-- EXTRAHIERTER TEXT --
· · ·

Dienstag, 9. Februar 2021

Des Autors Liebling - "Die großen Ford - Komfort vom Rhein" von Alexander F. Storz bei Motorbuch

Wie der Untertitel sagt, will der Autor Alexander F. Storz einen Bogen über die großen Ford-Typen der 70er bis 90er Jahre spannen, diese Zeitschiene ergibt sich ganz einfach, weil vorher und nachher aus Köln nichts in dieser Größenordnung kam. Aus langjähriger Bekanntschaft weiß ich um Storz' etwas extravaganten Autogeschmack, zu seinen besonderen Lieblingen gehören neben den französischen Chrysler-Typen 160/180/2 Litres eben auch die Ford Granada vor allem der ersten Serie, wie man im Buch sieht, besitzt er sowohl eine Limousine als auch einen Turnier.

Schon aus der Einleitung geht das Ziel des Autors hervor, es soll kein Schrauberbuch darstellen, sondern die Autos in ihrer Zeit und in ihrem Umfeld zeigen, ohne natürlich technische und ausstattungsbezogene Details zu vernachlässigen. Gewissermaßen als Einstimmung zeigt Storz einige Varianten des P7 genannten 17M/20M, des Vorgängers der späteren Consul/Granada. Mit dem 26M existierte davon eine Luxusausführung, von der leider nur ein Foto im Buch enthalten ist. Dann wird sehr ausführlich auf die Entwicklung, das Design und die Markteinführung im Jahre 1972 der neuen, gemeinsam von der deutschen und der englischen Entwicklungsabteilung geschaffenen Baureihe für die obere Mittelklasse eingegangen. Die Konkurrenzsituation, vor allem natürlich zum Opel Rekord, wird genau betrachtet. So geht es dann weiter über das leichte Facelift von 1975 zum Granada II, der von manchem begrüßt, von anderen bedauert, statt der eher barocken Formen mit klaren Kanten und Ecken die Kunden überzeugen wollte. Besonderes Augenmerk legt Storz immer auf die Turnier-Varianten, damals Deutschlands Kombi mit der größten Ladekapazität. Soweit ich mich erinnern kann, konnte man damit sogar flachliegend normale Zimmertüren transportieren! Eine Paradedisziplin des Autors sind natürlich die angebotenen Sonderversionen, sein Archiv ist fast unergründlich. Über Taxis, Einsatzfahrzeuge kommt dann das Thema Bestattungsfahrzeuge, dafür war der große Ford natürlich extrem gut geeignet.

· · ·

-- EXTRAHIERTE DATENSÄTZE --
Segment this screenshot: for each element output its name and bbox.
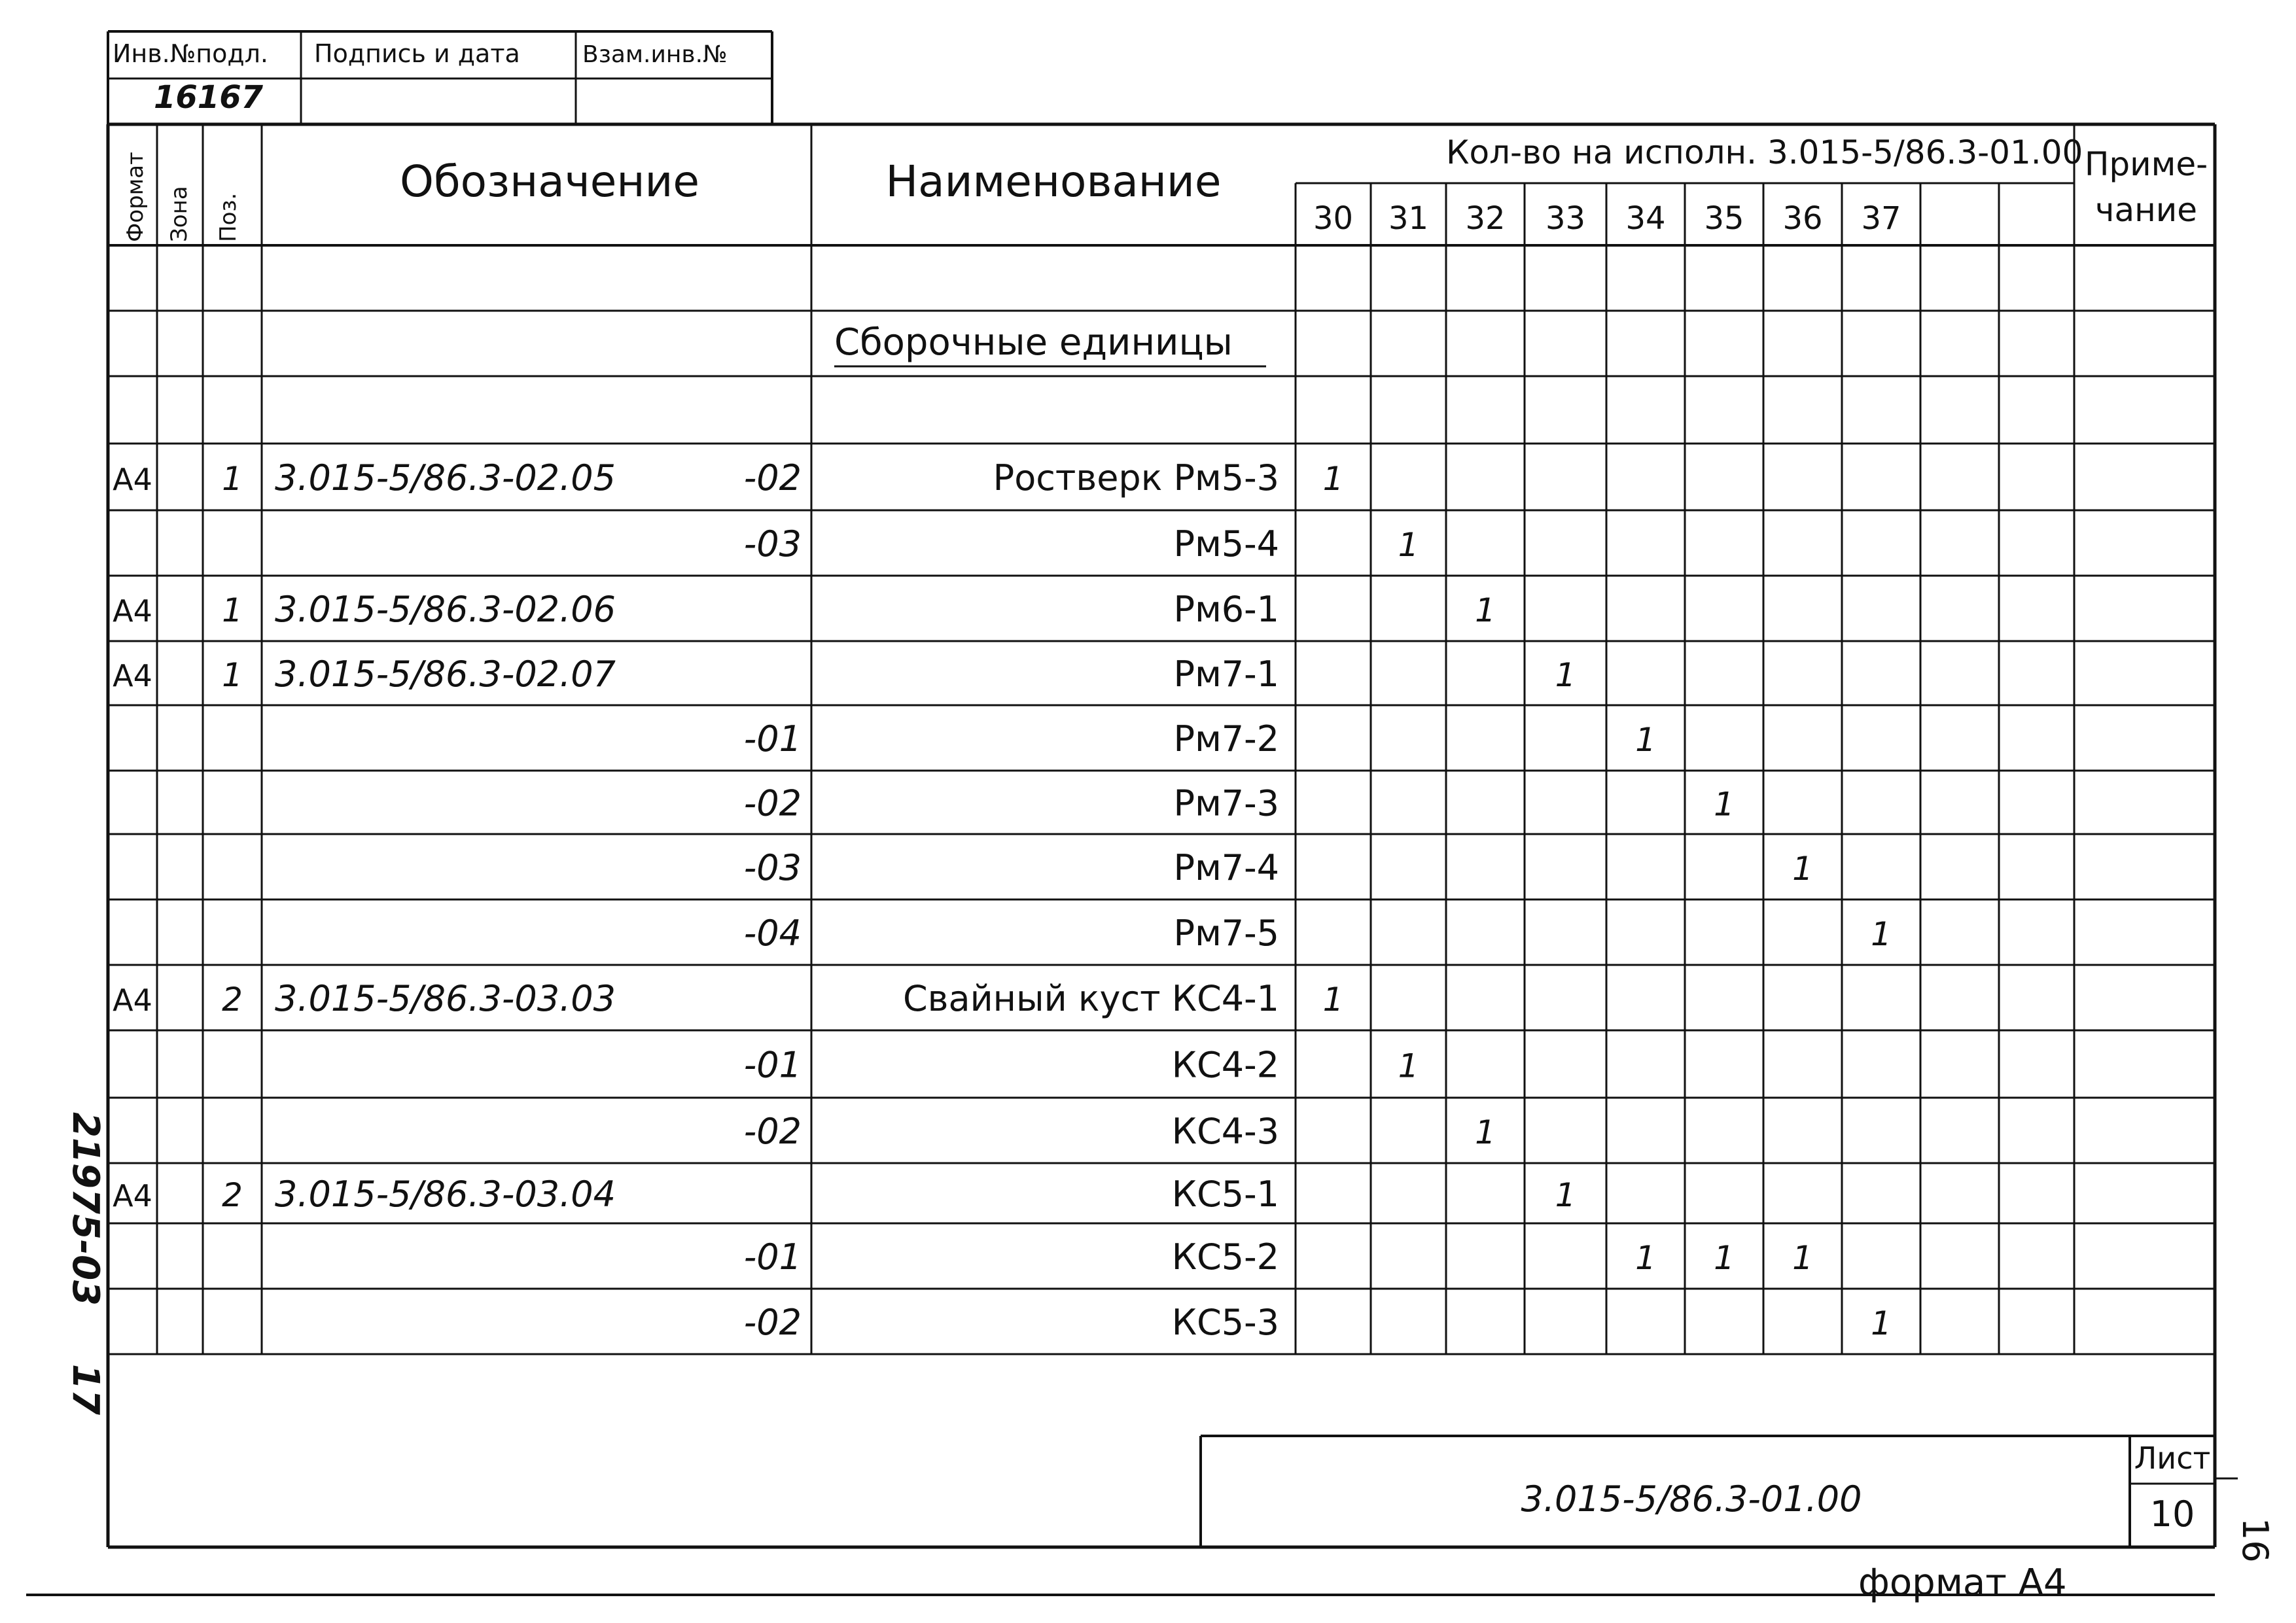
row-name: Рм7-5: [1173, 913, 1279, 954]
row-name: КС5-2: [1171, 1236, 1279, 1278]
table-row: [744, 783, 1735, 824]
table-row: [744, 523, 1419, 565]
stamp-header-replace: Взам.инв.№: [582, 41, 728, 68]
row-designation: 3.015-5/86.3-03.04: [275, 1174, 616, 1215]
row-designation: 3.015-5/86.3-02.07: [275, 654, 616, 695]
row-position: 1: [222, 591, 243, 629]
row-quantity: 1: [1555, 656, 1576, 694]
row-name: Рм7-4: [1173, 847, 1279, 888]
table-row: [744, 1111, 1496, 1152]
header-note-line2: чание: [2094, 191, 2198, 229]
row-designation-suffix: -02: [743, 1111, 802, 1152]
row-designation-suffix: -02: [743, 782, 802, 824]
format-label: формат А4: [1858, 1562, 2067, 1604]
header-designation: Обозначение: [400, 156, 699, 207]
row-designation-suffix: -01: [743, 718, 802, 759]
row-position: 2: [222, 1176, 243, 1214]
row-format: А4: [113, 983, 152, 1018]
stamp-inv-number: 16167: [154, 79, 263, 116]
row-name: КС5-1: [1171, 1174, 1279, 1215]
table-grid: [26, 31, 2238, 1595]
header-note-line1: Приме-: [2084, 145, 2208, 183]
row-name: Рм7-3: [1173, 782, 1279, 824]
row-format: А4: [113, 1178, 152, 1213]
row-quantity: 1: [1635, 1239, 1656, 1277]
table-row: [113, 1174, 1576, 1215]
row-designation-suffix: -03: [743, 523, 802, 565]
row-quantity: 1: [1871, 915, 1892, 953]
row-name: Рм7-2: [1173, 718, 1279, 759]
row-designation: 3.015-5/86.3-02.06: [275, 589, 616, 630]
table-row: [113, 654, 1576, 695]
sheet-label: Лист: [2134, 1440, 2211, 1476]
row-position: 2: [222, 981, 243, 1019]
row-designation-suffix: -01: [743, 1236, 802, 1278]
page-number: 16: [2234, 1518, 2276, 1563]
qty-column-header: 34: [1625, 200, 1666, 237]
header-name: Наименование: [885, 156, 1222, 207]
row-quantity: 1: [1714, 1239, 1735, 1277]
table-row: [744, 1236, 1813, 1278]
header-format: Формат: [122, 152, 149, 242]
table-row: [744, 1045, 1419, 1086]
row-quantity: 1: [1398, 526, 1419, 564]
row-name: КС4-3: [1171, 1111, 1279, 1152]
row-quantity: 1: [1871, 1304, 1892, 1342]
row-quantity: 1: [1792, 1239, 1813, 1277]
row-quantity: 1: [1635, 721, 1656, 759]
row-name: Ростверк Рм5-3: [993, 457, 1279, 498]
row-format: А4: [113, 462, 152, 497]
table-row: [744, 1302, 1892, 1343]
row-designation-suffix: -04: [743, 913, 802, 954]
row-name: Свайный куст КС4-1: [902, 978, 1279, 1019]
row-name: КС4-2: [1171, 1044, 1279, 1086]
row-designation-suffix: -03: [743, 847, 802, 888]
table-row: [113, 457, 1343, 498]
table-row: [113, 589, 1496, 630]
row-format: А4: [113, 658, 152, 693]
header-zone: Зона: [166, 186, 192, 242]
row-designation-suffix: -02: [743, 457, 802, 498]
table-row: [744, 913, 1892, 954]
stamp-header-inv: Инв.№подл.: [113, 39, 269, 68]
margin-small-number: 17: [64, 1364, 107, 1415]
row-quantity: 1: [1475, 591, 1496, 629]
document-code: 3.015-5/86.3-01.00: [1521, 1478, 1862, 1520]
margin-vertical-number: 21975-03: [64, 1112, 107, 1306]
qty-column-header: 37: [1861, 200, 1901, 237]
row-quantity: 1: [1792, 850, 1813, 888]
sheet-number: 10: [2149, 1493, 2195, 1535]
row-name: Рм6-1: [1173, 589, 1279, 630]
table-row: [744, 847, 1813, 888]
qty-column-header: 30: [1313, 200, 1354, 237]
header-qty-title: Кол-во на исполн. 3.015-5/86.3-01.00: [1446, 133, 2083, 171]
row-quantity: 1: [1322, 460, 1344, 498]
row-quantity: 1: [1475, 1113, 1496, 1151]
qty-column-header: 36: [1782, 200, 1823, 237]
row-quantity: 1: [1714, 785, 1735, 824]
row-format: А4: [113, 593, 152, 629]
row-position: 1: [222, 656, 243, 694]
row-name: КС5-3: [1171, 1302, 1279, 1343]
row-name: Рм5-4: [1173, 523, 1279, 565]
row-designation: 3.015-5/86.3-03.03: [275, 978, 616, 1019]
qty-column-header: 33: [1545, 200, 1586, 237]
stamp-header-sign: Подпись и дата: [314, 39, 520, 68]
qty-column-header: 35: [1704, 200, 1744, 237]
row-name: Рм7-1: [1173, 654, 1279, 695]
row-designation-suffix: -01: [743, 1044, 802, 1086]
table-row: [113, 978, 1343, 1019]
row-quantity: 1: [1322, 981, 1344, 1019]
row-designation: 3.015-5/86.3-02.05: [275, 457, 616, 498]
qty-column-header: 32: [1465, 200, 1506, 237]
row-position: 1: [222, 460, 243, 498]
section-title: Сборочные единицы: [834, 321, 1233, 364]
header-pos: Поз.: [215, 192, 241, 242]
row-quantity: 1: [1398, 1047, 1419, 1085]
row-designation-suffix: -02: [743, 1302, 802, 1343]
qty-column-header: 31: [1388, 200, 1429, 237]
table-row: [744, 718, 1656, 759]
row-quantity: 1: [1555, 1176, 1576, 1214]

· · ·

-- GESTELLTE AUFGABE 1 --
In welchem Jahr kam laut der Buchbesprechung die neue Baureihe für die obere Mittelklasse auf den Markt?
-- GESTELLTE AUFGABE 2 --
Kopiere bitte aus der Buchbesprechung den Abschnitt von „Des Autors Liebling“ bis „auch einen Turnier.“ wortgetreu.

-- RICHTIGE ANTWORT 1 --
Im Jahr 1972.

-- RICHTIGE ANTWORT 2 --
Des Autors Liebling - "Die großen Ford - Komfort vom Rhein" von Alexander F. Storz bei Motorbuch

Wie der Untertitel sagt, will der Autor Alexander F. Storz einen Bogen über die großen Ford-Typen der 70er bis 90er Jahre spannen, diese Zeitschiene ergibt sich ganz einfach, weil vorher und nachher aus Köln nichts in dieser Größenordnung kam. Aus langjähriger Bekanntschaft weiß ich um Storz' etwas extravaganten Autogeschmack, zu seinen besonderen Lieblingen gehören neben den französischen Chrysler-Typen 160/180/2 Litres eben auch die Ford Granada vor allem der ersten Serie, wie man im Buch sieht, besitzt er sowohl eine Limousine als auch einen Turnier.